++++ Material for this task

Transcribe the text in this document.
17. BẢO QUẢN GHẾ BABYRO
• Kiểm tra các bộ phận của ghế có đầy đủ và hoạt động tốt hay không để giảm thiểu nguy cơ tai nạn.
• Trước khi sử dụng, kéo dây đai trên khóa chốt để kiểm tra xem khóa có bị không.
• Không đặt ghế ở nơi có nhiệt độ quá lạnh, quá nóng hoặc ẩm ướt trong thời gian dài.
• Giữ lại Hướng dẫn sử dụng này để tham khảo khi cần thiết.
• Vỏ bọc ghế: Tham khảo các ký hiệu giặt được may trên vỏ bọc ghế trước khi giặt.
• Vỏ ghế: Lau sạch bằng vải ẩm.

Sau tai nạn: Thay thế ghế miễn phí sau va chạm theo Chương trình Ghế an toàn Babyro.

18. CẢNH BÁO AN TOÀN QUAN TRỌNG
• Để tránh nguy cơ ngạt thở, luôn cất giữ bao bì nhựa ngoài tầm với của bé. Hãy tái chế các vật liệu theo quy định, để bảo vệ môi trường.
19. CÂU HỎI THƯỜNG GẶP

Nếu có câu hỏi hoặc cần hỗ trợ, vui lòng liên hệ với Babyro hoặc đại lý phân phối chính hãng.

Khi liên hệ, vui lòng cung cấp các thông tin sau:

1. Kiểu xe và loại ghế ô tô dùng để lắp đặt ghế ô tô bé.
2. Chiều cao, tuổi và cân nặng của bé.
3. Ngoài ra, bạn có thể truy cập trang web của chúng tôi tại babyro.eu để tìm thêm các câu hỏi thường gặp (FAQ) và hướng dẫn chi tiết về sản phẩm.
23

++++++++
++++ Material for this task

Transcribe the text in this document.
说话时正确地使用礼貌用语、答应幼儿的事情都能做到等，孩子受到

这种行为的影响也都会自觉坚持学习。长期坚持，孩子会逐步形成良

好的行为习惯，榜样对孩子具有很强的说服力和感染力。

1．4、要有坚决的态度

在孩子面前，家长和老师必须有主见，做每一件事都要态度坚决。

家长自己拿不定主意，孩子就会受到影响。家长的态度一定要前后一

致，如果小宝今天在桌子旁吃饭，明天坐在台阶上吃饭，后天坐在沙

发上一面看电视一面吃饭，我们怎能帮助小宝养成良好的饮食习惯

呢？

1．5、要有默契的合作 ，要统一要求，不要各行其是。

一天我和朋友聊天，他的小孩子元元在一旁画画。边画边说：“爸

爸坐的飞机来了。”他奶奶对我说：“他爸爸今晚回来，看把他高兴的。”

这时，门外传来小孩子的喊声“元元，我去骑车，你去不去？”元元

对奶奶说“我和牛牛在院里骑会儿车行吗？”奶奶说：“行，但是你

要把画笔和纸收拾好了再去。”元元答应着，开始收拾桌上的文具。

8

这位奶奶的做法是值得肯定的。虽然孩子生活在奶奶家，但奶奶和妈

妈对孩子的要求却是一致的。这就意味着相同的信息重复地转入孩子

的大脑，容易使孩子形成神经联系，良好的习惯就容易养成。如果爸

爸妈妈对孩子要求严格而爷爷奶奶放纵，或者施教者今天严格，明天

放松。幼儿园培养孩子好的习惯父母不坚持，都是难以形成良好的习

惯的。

++++++++
++++ Material for this task

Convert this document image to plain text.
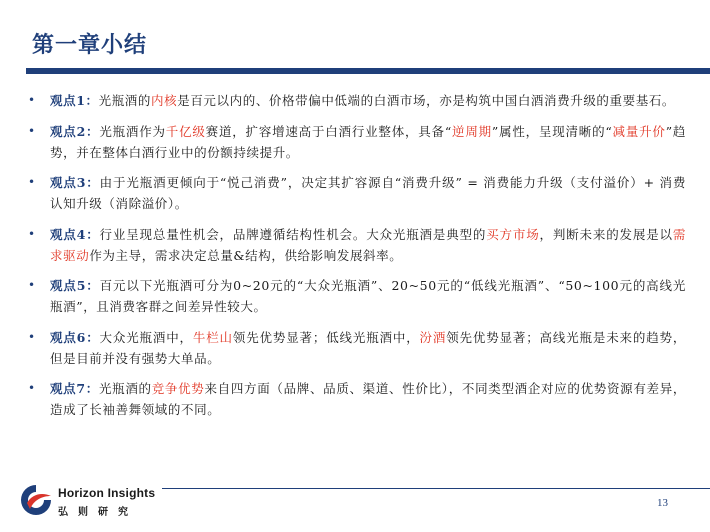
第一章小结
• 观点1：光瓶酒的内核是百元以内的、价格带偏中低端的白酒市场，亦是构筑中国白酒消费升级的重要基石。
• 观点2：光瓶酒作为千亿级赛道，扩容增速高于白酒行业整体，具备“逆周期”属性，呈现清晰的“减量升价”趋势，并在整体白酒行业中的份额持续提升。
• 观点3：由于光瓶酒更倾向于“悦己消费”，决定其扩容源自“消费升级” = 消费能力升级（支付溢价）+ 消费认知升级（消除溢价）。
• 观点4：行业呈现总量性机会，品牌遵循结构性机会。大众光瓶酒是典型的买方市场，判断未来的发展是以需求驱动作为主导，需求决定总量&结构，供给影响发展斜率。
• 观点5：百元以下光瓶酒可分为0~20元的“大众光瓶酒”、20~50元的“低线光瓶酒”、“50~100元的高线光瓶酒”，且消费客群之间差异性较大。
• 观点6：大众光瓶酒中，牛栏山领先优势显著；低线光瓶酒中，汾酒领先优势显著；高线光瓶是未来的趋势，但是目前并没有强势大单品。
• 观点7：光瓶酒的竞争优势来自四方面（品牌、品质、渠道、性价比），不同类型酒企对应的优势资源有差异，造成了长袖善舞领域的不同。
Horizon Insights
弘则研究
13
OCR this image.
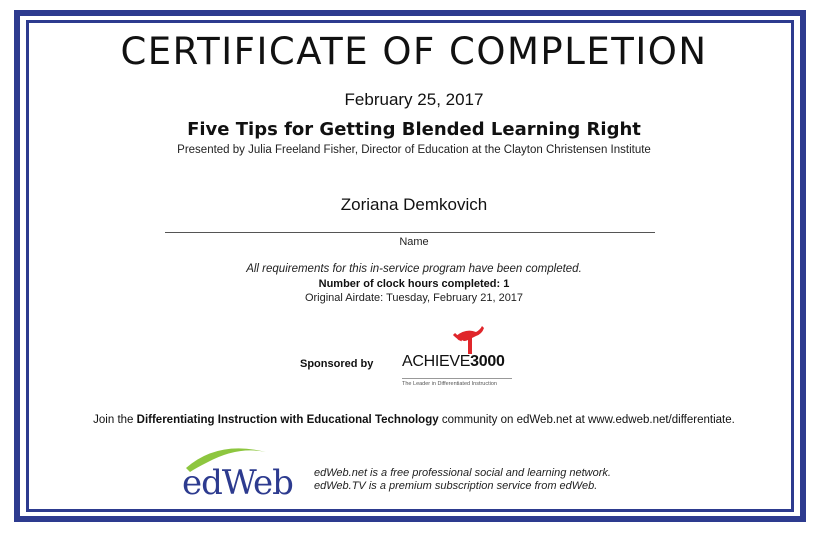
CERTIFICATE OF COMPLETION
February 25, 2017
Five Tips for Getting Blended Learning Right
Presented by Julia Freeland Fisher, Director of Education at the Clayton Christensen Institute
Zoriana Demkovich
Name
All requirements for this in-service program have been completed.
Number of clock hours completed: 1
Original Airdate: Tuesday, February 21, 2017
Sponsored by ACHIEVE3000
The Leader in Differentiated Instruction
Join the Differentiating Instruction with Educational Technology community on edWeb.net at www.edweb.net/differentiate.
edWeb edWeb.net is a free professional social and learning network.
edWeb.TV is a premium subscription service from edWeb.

++++++++

> Written task
From the listing above, copy every line that holds the string "edWeb".

> Full solution
Join the Differentiating Instruction with Educational Technology community on edWeb.net at www.edweb.net/differentiate.
edWeb edWeb.net is a free professional social and learning network.
edWeb.TV is a premium subscription service from edWeb.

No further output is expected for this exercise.